What to do:
The records that follow are to be transcribed in full, without their images.

Provided entries:
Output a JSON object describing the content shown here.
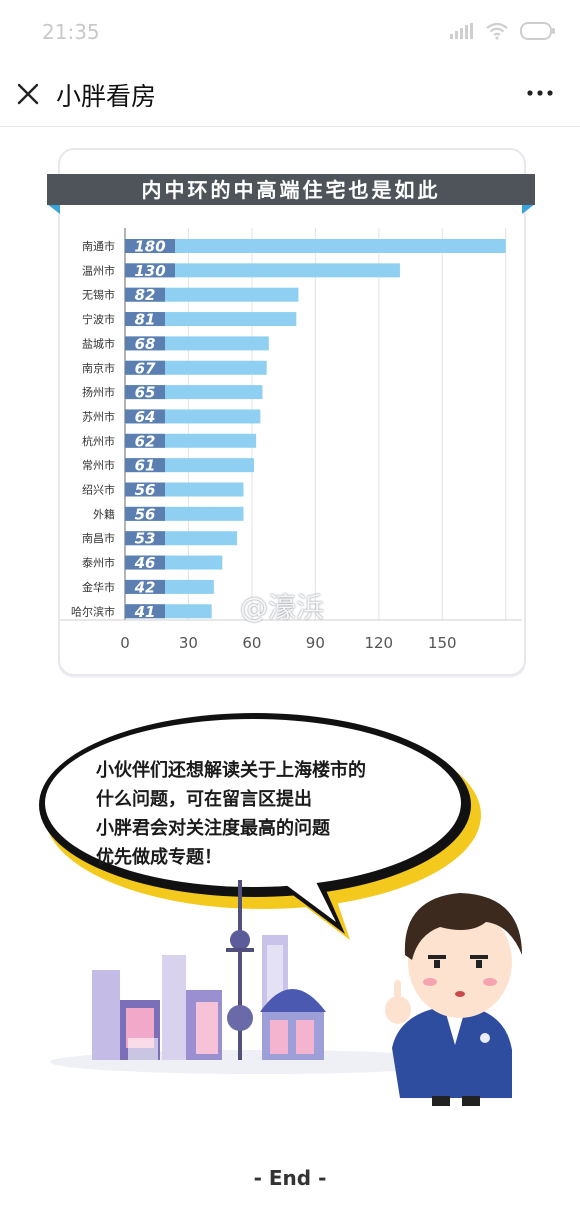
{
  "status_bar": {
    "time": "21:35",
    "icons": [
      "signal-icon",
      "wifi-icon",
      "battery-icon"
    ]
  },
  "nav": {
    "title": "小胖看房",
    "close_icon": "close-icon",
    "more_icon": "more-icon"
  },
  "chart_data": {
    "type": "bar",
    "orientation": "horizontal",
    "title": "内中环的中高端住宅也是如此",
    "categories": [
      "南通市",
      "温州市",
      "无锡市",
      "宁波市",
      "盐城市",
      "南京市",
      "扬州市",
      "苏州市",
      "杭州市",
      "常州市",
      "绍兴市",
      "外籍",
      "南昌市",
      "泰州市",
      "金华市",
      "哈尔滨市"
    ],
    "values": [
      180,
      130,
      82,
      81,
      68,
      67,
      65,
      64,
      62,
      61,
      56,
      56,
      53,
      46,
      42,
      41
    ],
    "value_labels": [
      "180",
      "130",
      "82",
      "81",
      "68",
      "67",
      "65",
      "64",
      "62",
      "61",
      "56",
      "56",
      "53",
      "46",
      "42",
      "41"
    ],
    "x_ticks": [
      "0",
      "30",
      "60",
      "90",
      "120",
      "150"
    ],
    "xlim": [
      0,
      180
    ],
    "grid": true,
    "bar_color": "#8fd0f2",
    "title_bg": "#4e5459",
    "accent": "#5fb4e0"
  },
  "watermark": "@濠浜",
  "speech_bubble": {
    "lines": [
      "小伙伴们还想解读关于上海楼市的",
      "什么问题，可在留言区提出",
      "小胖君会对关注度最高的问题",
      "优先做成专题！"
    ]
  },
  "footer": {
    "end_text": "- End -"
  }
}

Solution to this exercise:
Output a JSON object describing the content shown here.
{
  "status_bar": {
    "time": "21:35",
    "icons": [
      "signal-icon",
      "wifi-icon",
      "battery-icon"
    ]
  },
  "nav": {
    "title": "小胖看房",
    "close_icon": "close-icon",
    "more_icon": "more-icon"
  },
  "chart_data": {
    "type": "bar",
    "orientation": "horizontal",
    "title": "内中环的中高端住宅也是如此",
    "categories": [
      "南通市",
      "温州市",
      "无锡市",
      "宁波市",
      "盐城市",
      "南京市",
      "扬州市",
      "苏州市",
      "杭州市",
      "常州市",
      "绍兴市",
      "外籍",
      "南昌市",
      "泰州市",
      "金华市",
      "哈尔滨市"
    ],
    "values": [
      180,
      130,
      82,
      81,
      68,
      67,
      65,
      64,
      62,
      61,
      56,
      56,
      53,
      46,
      42,
      41
    ],
    "value_labels": [
      "180",
      "130",
      "82",
      "81",
      "68",
      "67",
      "65",
      "64",
      "62",
      "61",
      "56",
      "56",
      "53",
      "46",
      "42",
      "41"
    ],
    "x_ticks": [
      "0",
      "30",
      "60",
      "90",
      "120",
      "150"
    ],
    "xlim": [
      0,
      180
    ],
    "grid": true,
    "bar_color": "#8fd0f2",
    "title_bg": "#4e5459",
    "accent": "#5fb4e0"
  },
  "watermark": "@濠浜",
  "speech_bubble": {
    "lines": [
      "小伙伴们还想解读关于上海楼市的",
      "什么问题，可在留言区提出",
      "小胖君会对关注度最高的问题",
      "优先做成专题！"
    ]
  },
  "footer": {
    "end_text": "- End -"
  }
}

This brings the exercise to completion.